» **Items from a figure collection**
···
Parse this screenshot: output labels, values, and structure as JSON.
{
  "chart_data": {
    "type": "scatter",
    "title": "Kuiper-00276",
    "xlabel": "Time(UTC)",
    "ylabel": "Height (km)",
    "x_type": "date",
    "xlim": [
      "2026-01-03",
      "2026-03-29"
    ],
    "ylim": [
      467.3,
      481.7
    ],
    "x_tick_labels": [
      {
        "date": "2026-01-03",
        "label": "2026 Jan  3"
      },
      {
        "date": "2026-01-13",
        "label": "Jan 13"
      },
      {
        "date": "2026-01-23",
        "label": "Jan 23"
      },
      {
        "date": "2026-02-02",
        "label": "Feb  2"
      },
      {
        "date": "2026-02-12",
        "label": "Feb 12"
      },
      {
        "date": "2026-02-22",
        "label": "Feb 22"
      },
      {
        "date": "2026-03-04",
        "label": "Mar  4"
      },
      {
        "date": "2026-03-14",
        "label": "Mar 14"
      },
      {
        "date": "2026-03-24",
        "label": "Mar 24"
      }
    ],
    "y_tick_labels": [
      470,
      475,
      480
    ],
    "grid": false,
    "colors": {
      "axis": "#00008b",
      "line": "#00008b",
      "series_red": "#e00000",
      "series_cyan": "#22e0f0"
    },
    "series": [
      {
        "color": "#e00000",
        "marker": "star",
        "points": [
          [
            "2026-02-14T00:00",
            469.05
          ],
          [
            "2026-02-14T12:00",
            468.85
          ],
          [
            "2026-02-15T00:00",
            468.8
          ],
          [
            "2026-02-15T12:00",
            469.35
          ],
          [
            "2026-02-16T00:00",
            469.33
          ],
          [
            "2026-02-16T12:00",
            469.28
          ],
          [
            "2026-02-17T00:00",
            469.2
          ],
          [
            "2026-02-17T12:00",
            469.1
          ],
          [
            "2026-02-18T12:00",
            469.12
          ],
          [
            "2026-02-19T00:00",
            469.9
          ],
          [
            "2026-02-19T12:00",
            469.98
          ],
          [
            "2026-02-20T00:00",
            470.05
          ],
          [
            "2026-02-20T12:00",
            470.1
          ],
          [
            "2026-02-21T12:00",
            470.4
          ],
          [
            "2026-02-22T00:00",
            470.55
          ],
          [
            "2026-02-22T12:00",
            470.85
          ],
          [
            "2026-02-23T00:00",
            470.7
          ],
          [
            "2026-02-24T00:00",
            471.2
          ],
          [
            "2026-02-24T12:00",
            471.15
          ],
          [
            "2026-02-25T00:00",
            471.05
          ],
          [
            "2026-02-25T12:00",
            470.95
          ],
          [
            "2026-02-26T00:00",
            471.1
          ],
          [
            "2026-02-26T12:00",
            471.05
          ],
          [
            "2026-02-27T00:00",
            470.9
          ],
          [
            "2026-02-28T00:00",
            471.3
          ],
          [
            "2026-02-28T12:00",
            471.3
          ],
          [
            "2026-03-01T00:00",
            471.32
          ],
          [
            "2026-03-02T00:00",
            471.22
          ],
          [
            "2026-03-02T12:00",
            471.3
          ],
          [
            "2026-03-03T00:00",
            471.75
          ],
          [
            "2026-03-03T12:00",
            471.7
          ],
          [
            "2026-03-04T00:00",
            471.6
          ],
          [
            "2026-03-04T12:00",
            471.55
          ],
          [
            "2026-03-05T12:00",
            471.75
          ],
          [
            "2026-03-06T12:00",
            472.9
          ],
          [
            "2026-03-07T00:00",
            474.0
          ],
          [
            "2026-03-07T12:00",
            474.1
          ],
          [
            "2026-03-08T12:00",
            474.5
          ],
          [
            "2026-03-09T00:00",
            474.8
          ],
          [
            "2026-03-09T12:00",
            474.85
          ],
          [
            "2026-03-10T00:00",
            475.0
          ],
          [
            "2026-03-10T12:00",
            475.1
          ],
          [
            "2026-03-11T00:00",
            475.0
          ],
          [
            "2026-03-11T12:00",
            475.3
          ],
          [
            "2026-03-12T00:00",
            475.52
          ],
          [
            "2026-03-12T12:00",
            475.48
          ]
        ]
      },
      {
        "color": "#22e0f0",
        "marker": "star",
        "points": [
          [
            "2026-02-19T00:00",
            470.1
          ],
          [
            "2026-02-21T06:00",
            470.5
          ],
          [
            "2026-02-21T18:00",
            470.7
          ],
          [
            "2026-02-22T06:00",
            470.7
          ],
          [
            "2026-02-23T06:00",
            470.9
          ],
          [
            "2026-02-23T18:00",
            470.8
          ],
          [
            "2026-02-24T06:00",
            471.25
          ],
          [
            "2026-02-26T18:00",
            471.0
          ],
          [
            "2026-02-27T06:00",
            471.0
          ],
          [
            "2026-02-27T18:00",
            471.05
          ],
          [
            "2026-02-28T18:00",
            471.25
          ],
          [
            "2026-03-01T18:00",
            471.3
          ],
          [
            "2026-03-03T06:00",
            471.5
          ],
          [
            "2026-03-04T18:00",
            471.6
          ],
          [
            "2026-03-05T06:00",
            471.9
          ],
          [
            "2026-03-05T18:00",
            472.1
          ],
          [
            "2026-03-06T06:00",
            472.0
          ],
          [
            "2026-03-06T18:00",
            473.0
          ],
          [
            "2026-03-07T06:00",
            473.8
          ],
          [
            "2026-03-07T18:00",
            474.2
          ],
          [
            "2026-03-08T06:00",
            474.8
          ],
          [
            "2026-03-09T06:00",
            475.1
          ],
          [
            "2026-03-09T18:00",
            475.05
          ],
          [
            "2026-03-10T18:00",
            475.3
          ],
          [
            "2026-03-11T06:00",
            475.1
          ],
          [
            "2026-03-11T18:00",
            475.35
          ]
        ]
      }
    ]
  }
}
···
» **TASK GOAL**
Retype the data in full and match it exactly.

» **ANSWER TO THE EXERCISE**
Parse this screenshot: output labels, values, and structure as JSON.
{
  "chart_data": {
    "type": "scatter",
    "title": "Kuiper-00276",
    "xlabel": "Time(UTC)",
    "ylabel": "Height (km)",
    "x_type": "date",
    "xlim": [
      "2026-01-03",
      "2026-03-29"
    ],
    "ylim": [
      467.3,
      481.7
    ],
    "x_tick_labels": [
      {
        "date": "2026-01-03",
        "label": "2026 Jan  3"
      },
      {
        "date": "2026-01-13",
        "label": "Jan 13"
      },
      {
        "date": "2026-01-23",
        "label": "Jan 23"
      },
      {
        "date": "2026-02-02",
        "label": "Feb  2"
      },
      {
        "date": "2026-02-12",
        "label": "Feb 12"
      },
      {
        "date": "2026-02-22",
        "label": "Feb 22"
      },
      {
        "date": "2026-03-04",
        "label": "Mar  4"
      },
      {
        "date": "2026-03-14",
        "label": "Mar 14"
      },
      {
        "date": "2026-03-24",
        "label": "Mar 24"
      }
    ],
    "y_tick_labels": [
      470,
      475,
      480
    ],
    "grid": false,
    "colors": {
      "axis": "#00008b",
      "line": "#00008b",
      "series_red": "#e00000",
      "series_cyan": "#22e0f0"
    },
    "series": [
      {
        "color": "#e00000",
        "marker": "star",
        "points": [
          [
            "2026-02-14T00:00",
            469.05
          ],
          [
            "2026-02-14T12:00",
            468.85
          ],
          [
            "2026-02-15T00:00",
            468.8
          ],
          [
            "2026-02-15T12:00",
            469.35
          ],
          [
            "2026-02-16T00:00",
            469.33
          ],
          [
            "2026-02-16T12:00",
            469.28
          ],
          [
            "2026-02-17T00:00",
            469.2
          ],
          [
            "2026-02-17T12:00",
            469.1
          ],
          [
            "2026-02-18T12:00",
            469.12
          ],
          [
            "2026-02-19T00:00",
            469.9
          ],
          [
            "2026-02-19T12:00",
            469.98
          ],
          [
            "2026-02-20T00:00",
            470.05
          ],
          [
            "2026-02-20T12:00",
            470.1
          ],
          [
            "2026-02-21T12:00",
            470.4
          ],
          [
            "2026-02-22T00:00",
            470.55
          ],
          [
            "2026-02-22T12:00",
            470.85
          ],
          [
            "2026-02-23T00:00",
            470.7
          ],
          [
            "2026-02-24T00:00",
            471.2
          ],
          [
            "2026-02-24T12:00",
            471.15
          ],
          [
            "2026-02-25T00:00",
            471.05
          ],
          [
            "2026-02-25T12:00",
            470.95
          ],
          [
            "2026-02-26T00:00",
            471.1
          ],
          [
            "2026-02-26T12:00",
            471.05
          ],
          [
            "2026-02-27T00:00",
            470.9
          ],
          [
            "2026-02-28T00:00",
            471.3
          ],
          [
            "2026-02-28T12:00",
            471.3
          ],
          [
            "2026-03-01T00:00",
            471.32
          ],
          [
            "2026-03-02T00:00",
            471.22
          ],
          [
            "2026-03-02T12:00",
            471.3
          ],
          [
            "2026-03-03T00:00",
            471.75
          ],
          [
            "2026-03-03T12:00",
            471.7
          ],
          [
            "2026-03-04T00:00",
            471.6
          ],
          [
            "2026-03-04T12:00",
            471.55
          ],
          [
            "2026-03-05T12:00",
            471.75
          ],
          [
            "2026-03-06T12:00",
            472.9
          ],
          [
            "2026-03-07T00:00",
            474.0
          ],
          [
            "2026-03-07T12:00",
            474.1
          ],
          [
            "2026-03-08T12:00",
            474.5
          ],
          [
            "2026-03-09T00:00",
            474.8
          ],
          [
            "2026-03-09T12:00",
            474.85
          ],
          [
            "2026-03-10T00:00",
            475.0
          ],
          [
            "2026-03-10T12:00",
            475.1
          ],
          [
            "2026-03-11T00:00",
            475.0
          ],
          [
            "2026-03-11T12:00",
            475.3
          ],
          [
            "2026-03-12T00:00",
            475.52
          ],
          [
            "2026-03-12T12:00",
            475.48
          ]
        ]
      },
      {
        "color": "#22e0f0",
        "marker": "star",
        "points": [
          [
            "2026-02-19T00:00",
            470.1
          ],
          [
            "2026-02-21T06:00",
            470.5
          ],
          [
            "2026-02-21T18:00",
            470.7
          ],
          [
            "2026-02-22T06:00",
            470.7
          ],
          [
            "2026-02-23T06:00",
            470.9
          ],
          [
            "2026-02-23T18:00",
            470.8
          ],
          [
            "2026-02-24T06:00",
            471.25
          ],
          [
            "2026-02-26T18:00",
            471.0
          ],
          [
            "2026-02-27T06:00",
            471.0
          ],
          [
            "2026-02-27T18:00",
            471.05
          ],
          [
            "2026-02-28T18:00",
            471.25
          ],
          [
            "2026-03-01T18:00",
            471.3
          ],
          [
            "2026-03-03T06:00",
            471.5
          ],
          [
            "2026-03-04T18:00",
            471.6
          ],
          [
            "2026-03-05T06:00",
            471.9
          ],
          [
            "2026-03-05T18:00",
            472.1
          ],
          [
            "2026-03-06T06:00",
            472.0
          ],
          [
            "2026-03-06T18:00",
            473.0
          ],
          [
            "2026-03-07T06:00",
            473.8
          ],
          [
            "2026-03-07T18:00",
            474.2
          ],
          [
            "2026-03-08T06:00",
            474.8
          ],
          [
            "2026-03-09T06:00",
            475.1
          ],
          [
            "2026-03-09T18:00",
            475.05
          ],
          [
            "2026-03-10T18:00",
            475.3
          ],
          [
            "2026-03-11T06:00",
            475.1
          ],
          [
            "2026-03-11T18:00",
            475.35
          ]
        ]
      }
    ]
  }
}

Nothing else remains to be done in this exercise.